[start of Source data]

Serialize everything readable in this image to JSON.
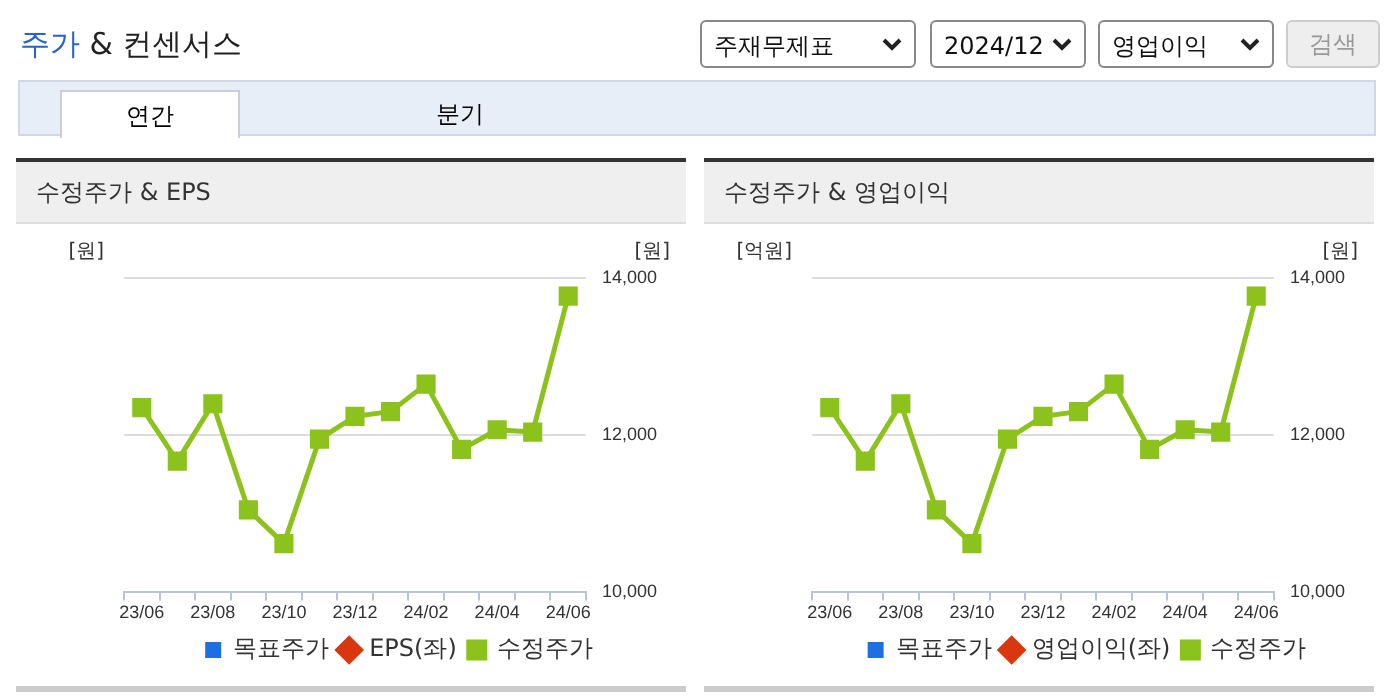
{
  "chart_data": [
    {
      "type": "other",
      "title": "주가 & 컨센서스",
      "annotations": [
        "주재무제표",
        "2024/12",
        "영업이익",
        "검색",
        "연간",
        "분기"
      ]
    },
    {
      "type": "line",
      "title": "수정주가 & EPS",
      "ylabel": "[원]",
      "y2label": "[원]",
      "categories": [
        "23/06",
        null,
        "23/08",
        null,
        "23/10",
        null,
        "23/12",
        null,
        "24/02",
        null,
        "24/04",
        null,
        "24/06"
      ],
      "series": [
        {
          "name": "목표주가",
          "type": "bar",
          "color": "#1f6fe0",
          "values": [
            null,
            null,
            null,
            null,
            null,
            null,
            null,
            null,
            null,
            null,
            null,
            null,
            null
          ]
        },
        {
          "name": "EPS(좌)",
          "color": "#d9370f",
          "marker": "diamond",
          "values": [
            null,
            null,
            null,
            null,
            null,
            null,
            null,
            null,
            null,
            null,
            null,
            null,
            null
          ]
        },
        {
          "name": "수정주가",
          "color": "#8cc21c",
          "axis": "y2",
          "marker": "square",
          "values": [
            12350,
            11670,
            12400,
            11050,
            10620,
            11950,
            12240,
            12300,
            12650,
            11820,
            12070,
            12040,
            13770
          ]
        }
      ],
      "y2lim": [
        10000,
        14000
      ],
      "y2ticks": [
        {
          "value": 10000,
          "label": "10,000"
        },
        {
          "value": 12000,
          "label": "12,000"
        },
        {
          "value": 14000,
          "label": "14,000"
        }
      ],
      "grid": "y",
      "legend": "bottom"
    },
    {
      "type": "line",
      "title": "수정주가 & 영업이익",
      "ylabel": "[억원]",
      "y2label": "[원]",
      "categories": [
        "23/06",
        null,
        "23/08",
        null,
        "23/10",
        null,
        "23/12",
        null,
        "24/02",
        null,
        "24/04",
        null,
        "24/06"
      ],
      "series": [
        {
          "name": "목표주가",
          "type": "bar",
          "color": "#1f6fe0",
          "values": [
            null,
            null,
            null,
            null,
            null,
            null,
            null,
            null,
            null,
            null,
            null,
            null,
            null
          ]
        },
        {
          "name": "영업이익(좌)",
          "color": "#d9370f",
          "marker": "diamond",
          "values": [
            null,
            null,
            null,
            null,
            null,
            null,
            null,
            null,
            null,
            null,
            null,
            null,
            null
          ]
        },
        {
          "name": "수정주가",
          "color": "#8cc21c",
          "axis": "y2",
          "marker": "square",
          "values": [
            12350,
            11670,
            12400,
            11050,
            10620,
            11950,
            12240,
            12300,
            12650,
            11820,
            12070,
            12040,
            13770
          ]
        }
      ],
      "y2lim": [
        10000,
        14000
      ],
      "y2ticks": [
        {
          "value": 10000,
          "label": "10,000"
        },
        {
          "value": 12000,
          "label": "12,000"
        },
        {
          "value": 14000,
          "label": "14,000"
        }
      ],
      "grid": "y",
      "legend": "bottom"
    }
  ]
}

[end of Source data]

» Task objective
Copy out every line of the listing that contains the string "title".

» Exercise answer
      "title": "주가 & 컨센서스",
      "title": "수정주가 & EPS",
      "title": "수정주가 & 영업이익",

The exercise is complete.